• What you have to do: Output the full listing below exactly as it reads, and skip anything that is a picture.

• Listing:
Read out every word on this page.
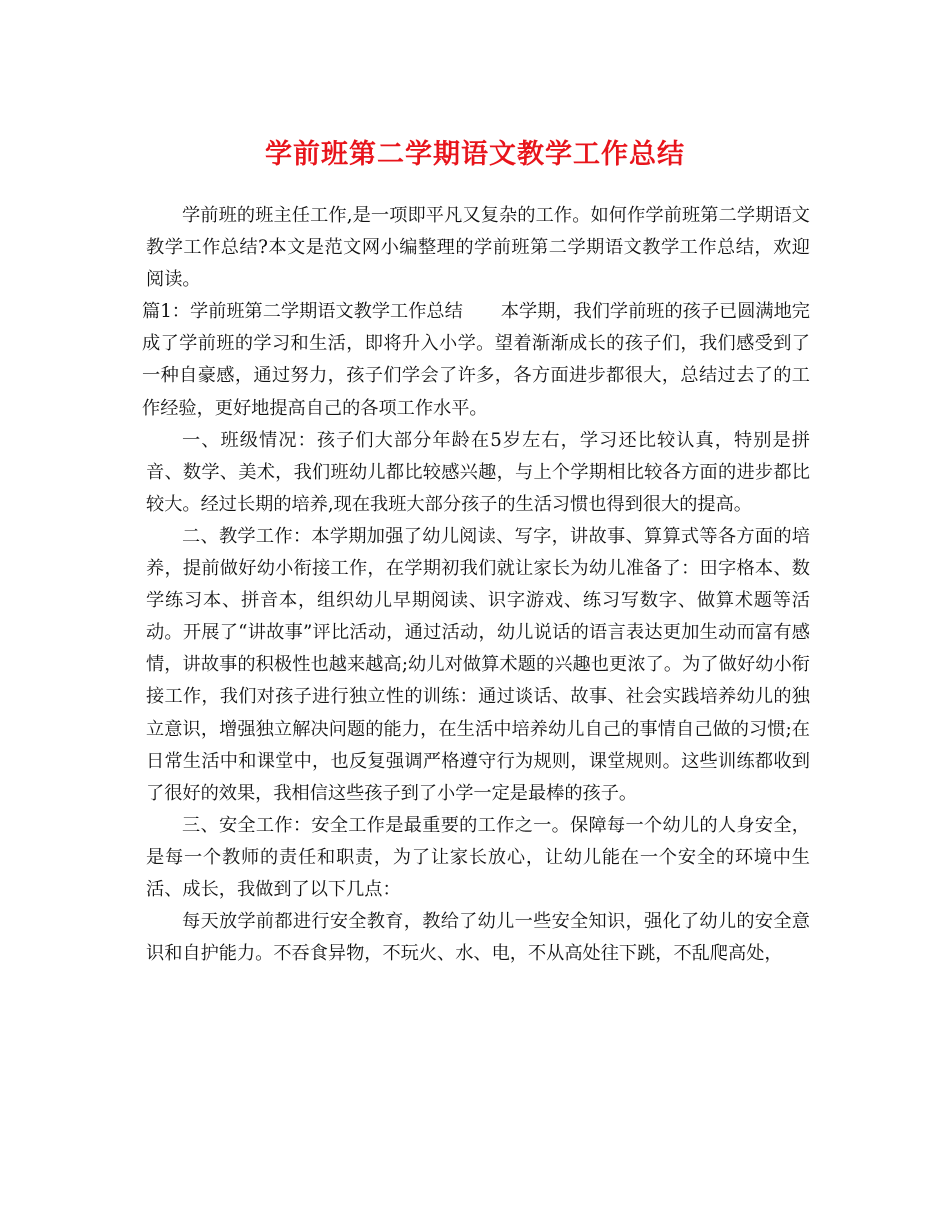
学前班第二学期语文教学工作总结

学前班的班主任工作,是一项即平凡又复杂的工作。如何作学前班第二学期语文教学工作总结?本文是范文网小编整理的学前班第二学期语文教学工作总结，欢迎阅读。

篇1：学前班第二学期语文教学工作总结 本学期，我们学前班的孩子已圆满地完成了学前班的学习和生活，即将升入小学。望着渐渐成长的孩子们，我们感受到了一种自豪感，通过努力，孩子们学会了许多，各方面进步都很大，总结过去了的工作经验，更好地提高自己的各项工作水平。

一、班级情况：孩子们大部分年龄在5岁左右，学习还比较认真，特别是拼音、数学、美术，我们班幼儿都比较感兴趣，与上个学期相比较各方面的进步都比较大。经过长期的培养,现在我班大部分孩子的生活习惯也得到很大的提高。

二、教学工作：本学期加强了幼儿阅读、写字，讲故事、算算式等各方面的培养，提前做好幼小衔接工作，在学期初我们就让家长为幼儿准备了：田字格本、数学练习本、拼音本，组织幼儿早期阅读、识字游戏、练习写数字、做算术题等活动。开展了“讲故事”评比活动，通过活动，幼儿说话的语言表达更加生动而富有感情，讲故事的积极性也越来越高;幼儿对做算术题的兴趣也更浓了。为了做好幼小衔接工作，我们对孩子进行独立性的训练：通过谈话、故事、社会实践培养幼儿的独立意识，增强独立解决问题的能力，在生活中培养幼儿自己的事情自己做的习惯;在日常生活中和课堂中，也反复强调严格遵守行为规则，课堂规则。这些训练都收到了很好的效果，我相信这些孩子到了小学一定是最棒的孩子。

三、安全工作：安全工作是最重要的工作之一。保障每一个幼儿的人身安全，是每一个教师的责任和职责，为了让家长放心，让幼儿能在一个安全的环境中生活、成长，我做到了以下几点：

每天放学前都进行安全教育，教给了幼儿一些安全知识，强化了幼儿的安全意识和自护能力。不吞食异物，不玩火、水、电，不从高处往下跳，不乱爬高处，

• Answer to this task:
Read out every word on this page.
学前班第二学期语文教学工作总结

学前班的班主任工作,是一项即平凡又复杂的工作。如何作学前班第二学期语文教学工作总结?本文是范文网小编整理的学前班第二学期语文教学工作总结，欢迎阅读。

篇1：学前班第二学期语文教学工作总结 本学期，我们学前班的孩子已圆满地完成了学前班的学习和生活，即将升入小学。望着渐渐成长的孩子们，我们感受到了一种自豪感，通过努力，孩子们学会了许多，各方面进步都很大，总结过去了的工作经验，更好地提高自己的各项工作水平。

一、班级情况：孩子们大部分年龄在5岁左右，学习还比较认真，特别是拼音、数学、美术，我们班幼儿都比较感兴趣，与上个学期相比较各方面的进步都比较大。经过长期的培养,现在我班大部分孩子的生活习惯也得到很大的提高。

二、教学工作：本学期加强了幼儿阅读、写字，讲故事、算算式等各方面的培养，提前做好幼小衔接工作，在学期初我们就让家长为幼儿准备了：田字格本、数学练习本、拼音本，组织幼儿早期阅读、识字游戏、练习写数字、做算术题等活动。开展了“讲故事”评比活动，通过活动，幼儿说话的语言表达更加生动而富有感情，讲故事的积极性也越来越高;幼儿对做算术题的兴趣也更浓了。为了做好幼小衔接工作，我们对孩子进行独立性的训练：通过谈话、故事、社会实践培养幼儿的独立意识，增强独立解决问题的能力，在生活中培养幼儿自己的事情自己做的习惯;在日常生活中和课堂中，也反复强调严格遵守行为规则，课堂规则。这些训练都收到了很好的效果，我相信这些孩子到了小学一定是最棒的孩子。

三、安全工作：安全工作是最重要的工作之一。保障每一个幼儿的人身安全，是每一个教师的责任和职责，为了让家长放心，让幼儿能在一个安全的环境中生活、成长，我做到了以下几点：

每天放学前都进行安全教育，教给了幼儿一些安全知识，强化了幼儿的安全意识和自护能力。不吞食异物，不玩火、水、电，不从高处往下跳，不乱爬高处，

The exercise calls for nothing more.